◆ Exercise tasks
A – In the video card thread, how long has the first poster been using FreeBSD on the server side?
B – Rewrite the paragraph of the video card thread that begins "From what I've gathered" as a short bulleted list that keeps its main points.
Page extract start
# Recommendations for Video Card



## Synapse (Apr 13, 2009)

I'm looking for a new PCIe graphics card that has good FreeBSD and Linux drivers. Multi monitor and high resolution support would be essential, support for 3D games and compiz less so but still important. I've been using FreeBSD server side for about 7 years now, but I haven't tried it as a desktop before so I'm not sure what to look for.

From what I've gathered from the other posts here, Nvidia cards have good binary-only support on i386 (not amd64, although that won't be a problem for this system). ATI cards are a hit and miss - depending on the card the vesa driver may be better.

My short list of cards I'm interested in:
   - ATI 3450
   - ATI 4350
   - ATI 4550
   - ATI 4650
   - Nvidia 8400 GS
   - Nvidia 9400 GT
   - Nvidia 9500 GT

Has anyone tried one of these on FreeBSD?
Any recommendations for other specific cards or chipsets?


----------



## SirDice (Apr 13, 2009)
Page extract end
Rows start
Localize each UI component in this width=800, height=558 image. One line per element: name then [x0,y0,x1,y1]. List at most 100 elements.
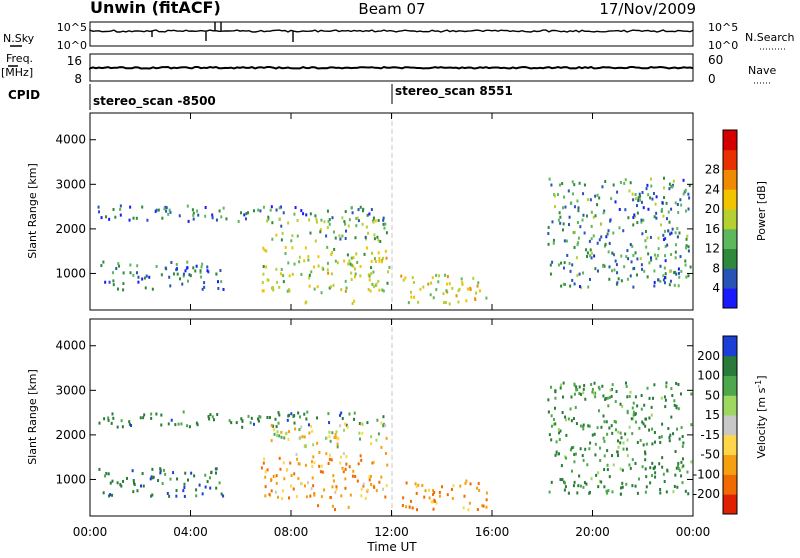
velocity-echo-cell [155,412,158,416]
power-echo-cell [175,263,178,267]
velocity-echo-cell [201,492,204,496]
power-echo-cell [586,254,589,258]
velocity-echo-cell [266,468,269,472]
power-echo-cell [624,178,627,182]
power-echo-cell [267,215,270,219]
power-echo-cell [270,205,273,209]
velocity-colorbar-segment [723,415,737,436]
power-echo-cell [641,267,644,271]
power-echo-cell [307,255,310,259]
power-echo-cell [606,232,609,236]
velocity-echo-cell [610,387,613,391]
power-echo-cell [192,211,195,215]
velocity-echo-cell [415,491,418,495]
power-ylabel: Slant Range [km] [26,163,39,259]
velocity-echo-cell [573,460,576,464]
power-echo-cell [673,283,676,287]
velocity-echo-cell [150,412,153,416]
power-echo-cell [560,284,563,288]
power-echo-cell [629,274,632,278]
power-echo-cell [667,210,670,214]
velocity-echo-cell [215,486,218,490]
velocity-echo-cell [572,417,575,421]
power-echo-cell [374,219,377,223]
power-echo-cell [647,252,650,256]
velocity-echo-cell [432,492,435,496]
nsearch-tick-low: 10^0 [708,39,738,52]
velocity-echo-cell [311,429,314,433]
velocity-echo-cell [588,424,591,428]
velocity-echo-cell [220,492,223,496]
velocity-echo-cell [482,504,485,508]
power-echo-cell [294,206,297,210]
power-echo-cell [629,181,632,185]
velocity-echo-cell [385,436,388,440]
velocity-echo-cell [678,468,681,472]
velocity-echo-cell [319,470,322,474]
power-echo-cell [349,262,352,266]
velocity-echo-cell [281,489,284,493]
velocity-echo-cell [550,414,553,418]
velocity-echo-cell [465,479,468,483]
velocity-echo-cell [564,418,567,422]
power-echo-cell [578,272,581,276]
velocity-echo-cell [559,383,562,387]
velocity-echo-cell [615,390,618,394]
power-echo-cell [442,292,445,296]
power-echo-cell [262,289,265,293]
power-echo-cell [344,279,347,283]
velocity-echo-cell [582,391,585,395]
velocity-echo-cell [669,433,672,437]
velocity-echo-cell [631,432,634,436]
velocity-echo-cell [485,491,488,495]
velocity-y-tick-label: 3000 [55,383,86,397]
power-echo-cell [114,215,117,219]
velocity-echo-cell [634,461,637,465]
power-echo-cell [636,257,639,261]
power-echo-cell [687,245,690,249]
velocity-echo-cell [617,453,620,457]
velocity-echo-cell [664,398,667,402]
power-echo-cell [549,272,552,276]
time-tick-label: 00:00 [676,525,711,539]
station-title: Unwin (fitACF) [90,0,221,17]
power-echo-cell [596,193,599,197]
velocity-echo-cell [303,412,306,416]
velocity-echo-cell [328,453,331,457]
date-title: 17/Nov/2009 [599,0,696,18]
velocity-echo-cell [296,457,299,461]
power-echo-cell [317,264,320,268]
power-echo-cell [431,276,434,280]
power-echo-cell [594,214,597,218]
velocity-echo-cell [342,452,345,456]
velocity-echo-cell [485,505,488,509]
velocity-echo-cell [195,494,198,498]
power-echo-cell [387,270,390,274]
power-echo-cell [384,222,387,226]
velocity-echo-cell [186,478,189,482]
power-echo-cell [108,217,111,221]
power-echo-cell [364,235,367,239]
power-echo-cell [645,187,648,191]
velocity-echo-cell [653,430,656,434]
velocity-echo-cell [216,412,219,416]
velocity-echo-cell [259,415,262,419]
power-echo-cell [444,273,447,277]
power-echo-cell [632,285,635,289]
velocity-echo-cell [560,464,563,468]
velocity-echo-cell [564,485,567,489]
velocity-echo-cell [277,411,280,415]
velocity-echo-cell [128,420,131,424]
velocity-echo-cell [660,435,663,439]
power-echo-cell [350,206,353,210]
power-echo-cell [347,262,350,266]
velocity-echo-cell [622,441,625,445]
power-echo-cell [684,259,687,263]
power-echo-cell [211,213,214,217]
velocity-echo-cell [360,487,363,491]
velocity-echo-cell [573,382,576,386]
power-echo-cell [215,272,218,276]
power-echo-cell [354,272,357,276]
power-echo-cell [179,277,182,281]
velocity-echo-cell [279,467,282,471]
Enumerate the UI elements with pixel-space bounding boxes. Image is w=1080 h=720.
Rows end
Rows start
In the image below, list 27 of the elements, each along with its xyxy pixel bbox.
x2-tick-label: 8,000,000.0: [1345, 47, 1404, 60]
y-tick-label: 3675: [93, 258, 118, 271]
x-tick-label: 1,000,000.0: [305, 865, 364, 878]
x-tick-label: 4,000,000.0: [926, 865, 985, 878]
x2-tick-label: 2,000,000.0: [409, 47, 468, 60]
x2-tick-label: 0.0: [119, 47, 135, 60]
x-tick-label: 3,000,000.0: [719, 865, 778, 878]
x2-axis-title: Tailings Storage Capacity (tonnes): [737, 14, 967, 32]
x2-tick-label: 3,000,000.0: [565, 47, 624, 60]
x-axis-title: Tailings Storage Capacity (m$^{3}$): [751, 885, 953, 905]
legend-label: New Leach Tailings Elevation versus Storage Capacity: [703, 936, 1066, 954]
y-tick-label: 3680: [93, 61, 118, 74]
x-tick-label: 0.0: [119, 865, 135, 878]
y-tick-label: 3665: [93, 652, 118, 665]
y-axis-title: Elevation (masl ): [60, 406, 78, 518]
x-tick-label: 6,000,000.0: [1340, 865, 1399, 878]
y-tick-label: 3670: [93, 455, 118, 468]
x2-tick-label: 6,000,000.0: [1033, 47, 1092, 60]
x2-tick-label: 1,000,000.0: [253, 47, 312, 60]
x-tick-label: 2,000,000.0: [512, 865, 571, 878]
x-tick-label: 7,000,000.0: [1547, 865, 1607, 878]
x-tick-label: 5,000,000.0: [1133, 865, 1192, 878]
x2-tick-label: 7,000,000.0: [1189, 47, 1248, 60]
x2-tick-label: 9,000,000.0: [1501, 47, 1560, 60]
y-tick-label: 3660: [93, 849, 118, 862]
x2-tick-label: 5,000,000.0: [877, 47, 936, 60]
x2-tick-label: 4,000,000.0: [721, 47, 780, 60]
Rows end
◆ Task-by-task answers
A – About 7 years.

B –
- Nvidia cards have good binary-only support on i386, but not on amd64. This won't be a problem for this system.
- ATI cards are hit and miss. Depending on the card, the vesa driver may be better.